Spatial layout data
------------------------------------------------------------

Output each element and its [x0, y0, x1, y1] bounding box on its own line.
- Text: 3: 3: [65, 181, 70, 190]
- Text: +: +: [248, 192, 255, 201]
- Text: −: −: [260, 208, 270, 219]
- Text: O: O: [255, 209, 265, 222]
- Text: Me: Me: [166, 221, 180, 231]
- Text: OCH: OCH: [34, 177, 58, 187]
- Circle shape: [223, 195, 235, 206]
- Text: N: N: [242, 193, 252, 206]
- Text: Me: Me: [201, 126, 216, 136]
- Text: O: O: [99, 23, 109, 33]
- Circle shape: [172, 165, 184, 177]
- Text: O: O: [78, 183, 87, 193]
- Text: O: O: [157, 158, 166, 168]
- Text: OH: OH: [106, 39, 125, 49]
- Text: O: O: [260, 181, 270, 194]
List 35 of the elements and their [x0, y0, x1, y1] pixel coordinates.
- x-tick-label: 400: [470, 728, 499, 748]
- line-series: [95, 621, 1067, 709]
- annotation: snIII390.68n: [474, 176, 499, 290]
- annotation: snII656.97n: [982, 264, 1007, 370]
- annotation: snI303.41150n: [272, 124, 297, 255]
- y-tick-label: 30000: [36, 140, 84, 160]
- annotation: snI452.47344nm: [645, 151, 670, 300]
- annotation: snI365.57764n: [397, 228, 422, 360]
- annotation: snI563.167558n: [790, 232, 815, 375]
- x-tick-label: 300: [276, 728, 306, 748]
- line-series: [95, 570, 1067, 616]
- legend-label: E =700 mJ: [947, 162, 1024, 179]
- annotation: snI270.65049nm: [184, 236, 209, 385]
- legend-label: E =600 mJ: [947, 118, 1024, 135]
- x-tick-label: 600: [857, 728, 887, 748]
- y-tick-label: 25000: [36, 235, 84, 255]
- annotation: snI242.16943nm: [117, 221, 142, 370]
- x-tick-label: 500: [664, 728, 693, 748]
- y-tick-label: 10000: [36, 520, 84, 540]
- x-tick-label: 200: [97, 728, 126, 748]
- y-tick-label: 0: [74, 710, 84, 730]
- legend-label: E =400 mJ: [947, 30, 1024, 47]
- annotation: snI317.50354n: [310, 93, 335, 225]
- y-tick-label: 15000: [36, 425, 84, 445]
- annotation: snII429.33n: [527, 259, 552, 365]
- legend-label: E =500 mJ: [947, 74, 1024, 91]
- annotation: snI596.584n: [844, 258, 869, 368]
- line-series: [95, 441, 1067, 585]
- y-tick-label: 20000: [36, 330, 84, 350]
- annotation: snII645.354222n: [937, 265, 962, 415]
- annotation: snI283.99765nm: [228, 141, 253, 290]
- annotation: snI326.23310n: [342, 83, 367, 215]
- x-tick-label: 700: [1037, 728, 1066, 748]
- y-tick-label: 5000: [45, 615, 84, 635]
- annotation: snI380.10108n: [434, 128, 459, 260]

------------------------------------------------------------

■ Directive ■
Print every line of the entries above, keeping each character unchanged.

■ Exercise solution ■
Output each element and its [x0, y0, x1, y1] bounding box on its own line.
- Text: 3: 3: [65, 181, 70, 190]
- Text: +: +: [248, 192, 255, 201]
- Text: −: −: [260, 208, 270, 219]
- Text: O: O: [255, 209, 265, 222]
- Text: Me: Me: [166, 221, 180, 231]
- Text: OCH: OCH: [34, 177, 58, 187]
- Circle shape: [223, 195, 235, 206]
- Text: N: N: [242, 193, 252, 206]
- Text: Me: Me: [201, 126, 216, 136]
- Text: O: O: [99, 23, 109, 33]
- Circle shape: [172, 165, 184, 177]
- Text: O: O: [78, 183, 87, 193]
- Text: O: O: [157, 158, 166, 168]
- Text: OH: OH: [106, 39, 125, 49]
- Text: O: O: [260, 181, 270, 194]
List 35 of the elements and their [x0, y0, x1, y1] pixel coordinates.
- x-tick-label: 400: [470, 728, 499, 748]
- line-series: [95, 621, 1067, 709]
- annotation: snIII390.68n: [474, 176, 499, 290]
- annotation: snII656.97n: [982, 264, 1007, 370]
- annotation: snI303.41150n: [272, 124, 297, 255]
- y-tick-label: 30000: [36, 140, 84, 160]
- annotation: snI452.47344nm: [645, 151, 670, 300]
- annotation: snI365.57764n: [397, 228, 422, 360]
- annotation: snI563.167558n: [790, 232, 815, 375]
- x-tick-label: 300: [276, 728, 306, 748]
- line-series: [95, 570, 1067, 616]
- legend-label: E =700 mJ: [947, 162, 1024, 179]
- annotation: snI270.65049nm: [184, 236, 209, 385]
- legend-label: E =600 mJ: [947, 118, 1024, 135]
- x-tick-label: 600: [857, 728, 887, 748]
- y-tick-label: 25000: [36, 235, 84, 255]
- annotation: snI242.16943nm: [117, 221, 142, 370]
- x-tick-label: 500: [664, 728, 693, 748]
- y-tick-label: 10000: [36, 520, 84, 540]
- x-tick-label: 200: [97, 728, 126, 748]
- y-tick-label: 0: [74, 710, 84, 730]
- legend-label: E =400 mJ: [947, 30, 1024, 47]
- annotation: snI317.50354n: [310, 93, 335, 225]
- y-tick-label: 15000: [36, 425, 84, 445]
- annotation: snII429.33n: [527, 259, 552, 365]
- legend-label: E =500 mJ: [947, 74, 1024, 91]
- annotation: snI596.584n: [844, 258, 869, 368]
- line-series: [95, 441, 1067, 585]
- y-tick-label: 20000: [36, 330, 84, 350]
- annotation: snII645.354222n: [937, 265, 962, 415]
- annotation: snI283.99765nm: [228, 141, 253, 290]
- annotation: snI326.23310n: [342, 83, 367, 215]
- x-tick-label: 700: [1037, 728, 1066, 748]
- y-tick-label: 5000: [45, 615, 84, 635]
- annotation: snI380.10108n: [434, 128, 459, 260]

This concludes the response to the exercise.